* WORK TO COMPLETE *
Select every line of the listing below that contains the string "title", matching uppercase and lowercase letters.

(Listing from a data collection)
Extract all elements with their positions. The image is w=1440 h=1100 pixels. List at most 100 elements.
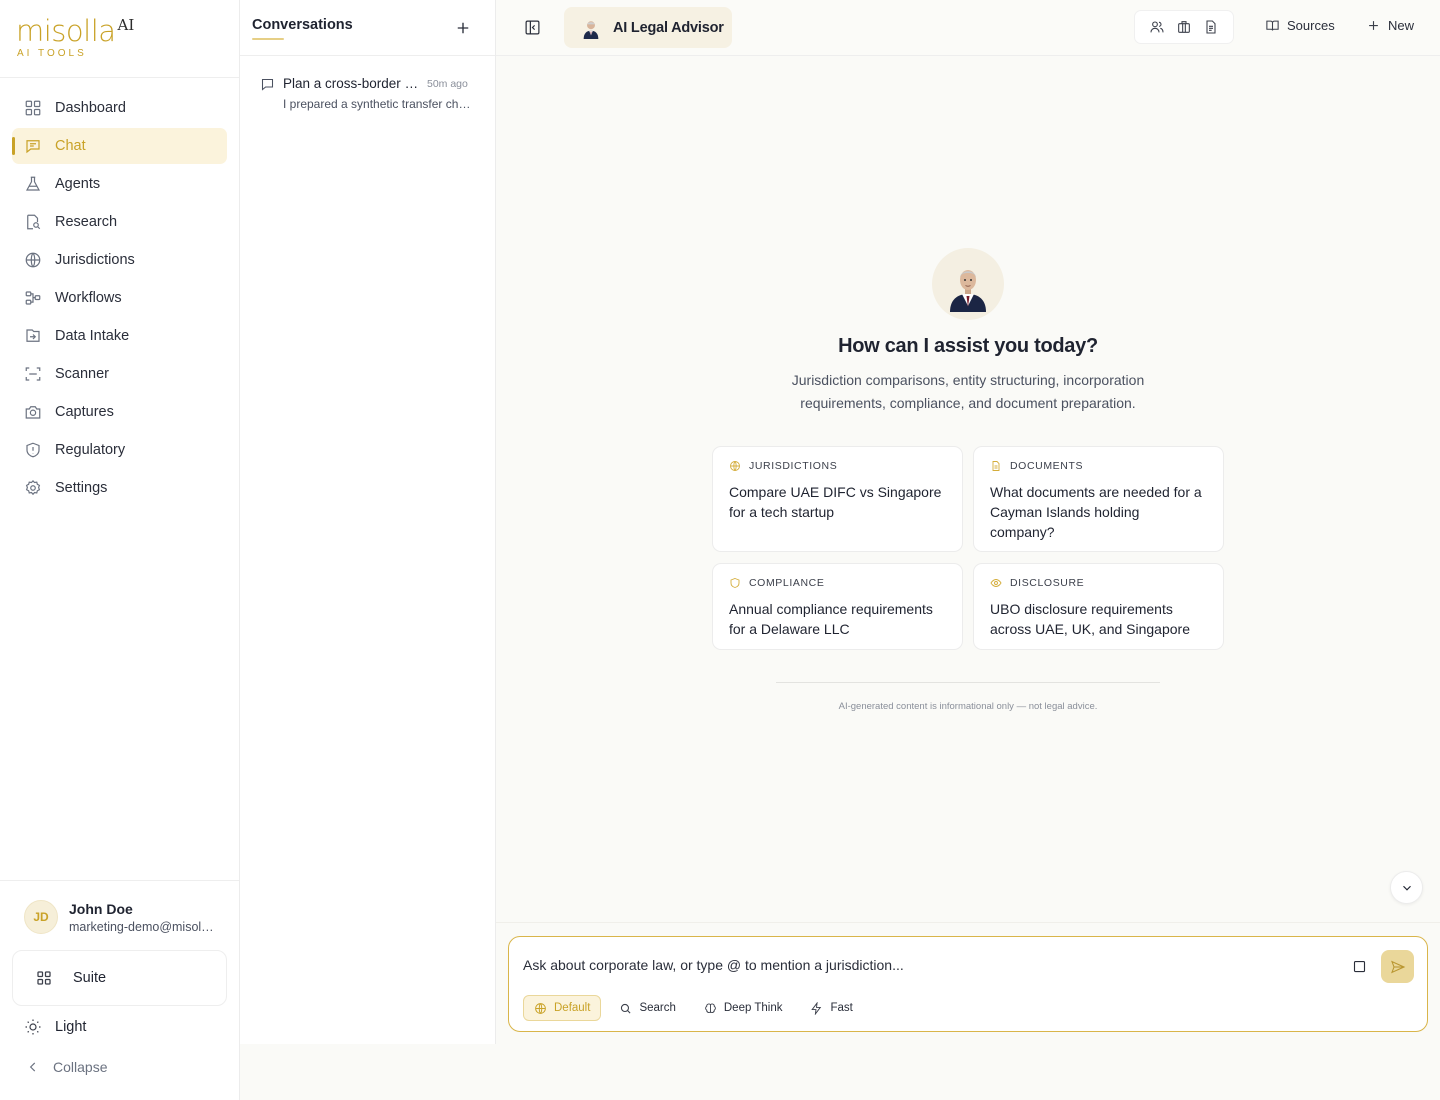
sidebar-item-captures[interactable]: Captures [12,394,227,430]
camera-icon [25,406,41,419]
mode-search[interactable]: Search [619,1002,676,1015]
conversation-preview: I prepared a synthetic transfer checklis… [283,97,475,111]
sidebar-item-research[interactable]: Research [12,204,227,240]
conversations-title: Conversations [252,17,353,33]
plus-icon[interactable] [454,19,472,37]
conversation-title: Plan a cross-border entity structure [283,76,419,91]
sidebar-item-label: Dashboard [55,100,126,116]
collapse-button[interactable]: Collapse [26,1059,107,1075]
card-prompt: What documents are needed for a Cayman I… [990,484,1202,540]
users-icon[interactable] [1149,19,1165,35]
agent-name: AI Legal Advisor [613,19,724,36]
sidebar-item-agents[interactable]: Agents [12,166,227,202]
user-profile[interactable]: JD John Doe marketing-demo@misolla.ai [24,900,214,934]
sidebar-item-label: Regulatory [55,442,126,458]
agent-avatar-icon [583,20,599,39]
book-icon [1266,20,1279,31]
topbar: AI Legal Advisor Sources New [496,0,1440,56]
sources-button[interactable]: Sources [1265,18,1335,33]
sidebar-item-label: Agents [55,176,101,192]
sidebar-item-regulatory[interactable]: Regulatory [12,432,227,468]
suggestion-card-disclosure[interactable]: DISCLOSURE UBO disclosure requirements a… [973,563,1224,650]
card-prompt: Compare UAE DIFC vs Singapore for a tech… [729,484,942,520]
agent-selector[interactable]: AI Legal Advisor [564,7,732,48]
disclaimer-text: AI-generated content is informational on… [838,701,1098,712]
title-underline [252,38,284,40]
grid-icon [25,100,41,116]
card-category: DOCUMENTS [1010,460,1084,472]
theme-toggle[interactable]: Light [24,1018,86,1036]
eye-icon [990,579,1002,587]
suggestion-card-jurisdictions[interactable]: JURISDICTIONS Compare UAE DIFC vs Singap… [712,446,963,552]
checkbox-icon[interactable] [1352,959,1367,974]
plus-icon [1369,21,1378,30]
sidebar-item-label: Jurisdictions [55,252,135,268]
mode-label: Fast [830,1002,853,1014]
view-toolbar [1134,10,1234,44]
sun-icon [25,1019,41,1035]
mode-selector: Default Search Deep Think Fast [523,995,881,1021]
bolt-icon [811,1001,822,1015]
divider [776,682,1160,683]
user-name: John Doe [69,900,133,917]
shield-icon [730,578,740,588]
new-chat-button[interactable]: New [1366,18,1414,33]
user-email: marketing-demo@misolla.ai [69,919,214,934]
logo-tagline: AI TOOLS [17,48,87,59]
mode-label: Default [554,1002,591,1014]
mode-fast[interactable]: Fast [810,1001,853,1015]
sidebar-item-label: Scanner [55,366,110,382]
sidebar-item-dashboard[interactable]: Dashboard [12,90,227,126]
briefcase-icon[interactable] [1176,19,1192,35]
mode-default[interactable]: Default [523,995,602,1021]
suggestion-card-compliance[interactable]: COMPLIANCE Annual compliance requirement… [712,563,963,650]
message-icon [261,78,274,91]
apps-grid-icon [37,971,51,985]
avatar: JD [24,900,58,934]
suite-button[interactable]: Suite [12,950,227,1006]
flask-icon [25,176,41,191]
gear-icon [25,479,41,496]
agent-avatar [932,248,1004,320]
sidebar-item-label: Data Intake [55,328,130,344]
sidebar-nav: Dashboard Chat Agents Research Jurisdict… [12,90,227,508]
divider [0,77,239,78]
conversations-panel: Conversations Plan a cross-border entity… [240,0,496,1044]
sidebar-toggle-icon[interactable] [524,19,541,36]
message-input[interactable] [523,957,1303,973]
sidebar-item-data-intake[interactable]: Data Intake [12,318,227,354]
mode-label: Search [639,1002,676,1014]
collapse-label: Collapse [53,1059,108,1075]
scan-icon [25,367,41,381]
logo-suffix: AI [117,16,135,34]
brand-logo[interactable]: misolla AI AI TOOLS [16,14,134,59]
globe-icon [730,461,740,471]
sidebar-item-chat[interactable]: Chat [12,128,227,164]
advisor-portrait-icon [950,270,986,312]
sidebar-item-label: Captures [55,404,114,420]
document-icon[interactable] [1203,19,1219,35]
send-button[interactable] [1381,950,1414,983]
sidebar-item-settings[interactable]: Settings [12,470,227,506]
mode-deep-think[interactable]: Deep Think [704,1002,783,1015]
conversation-item[interactable]: Plan a cross-border entity structure 50m… [260,76,476,111]
sidebar-item-label: Research [55,214,118,230]
shield-icon [26,442,40,458]
document-icon [992,461,1000,471]
sidebar-item-scanner[interactable]: Scanner [12,356,227,392]
research-icon [27,214,41,230]
suggestion-card-documents[interactable]: DOCUMENTS What documents are needed for … [973,446,1224,552]
sidebar-item-jurisdictions[interactable]: Jurisdictions [12,242,227,278]
globe-icon [25,252,41,268]
logo-text: misolla [16,14,116,48]
message-composer: Default Search Deep Think Fast [508,936,1428,1032]
suite-label: Suite [73,970,107,986]
chevron-down-icon [1402,885,1411,891]
sidebar: misolla AI AI TOOLS Dashboard Chat Agent… [0,0,240,1100]
sidebar-item-workflows[interactable]: Workflows [12,280,227,316]
workflow-icon [25,291,41,305]
globe-icon [535,1002,546,1014]
scroll-to-bottom-button[interactable] [1390,871,1423,904]
conversations-header: Conversations [240,0,495,56]
mode-label: Deep Think [723,1002,783,1014]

* FULL SOLUTION *
conversations-title: Conversations [252,17,353,33]
conversation-title: Plan a cross-border entity structure [283,76,419,91]
title-underline [252,38,284,40]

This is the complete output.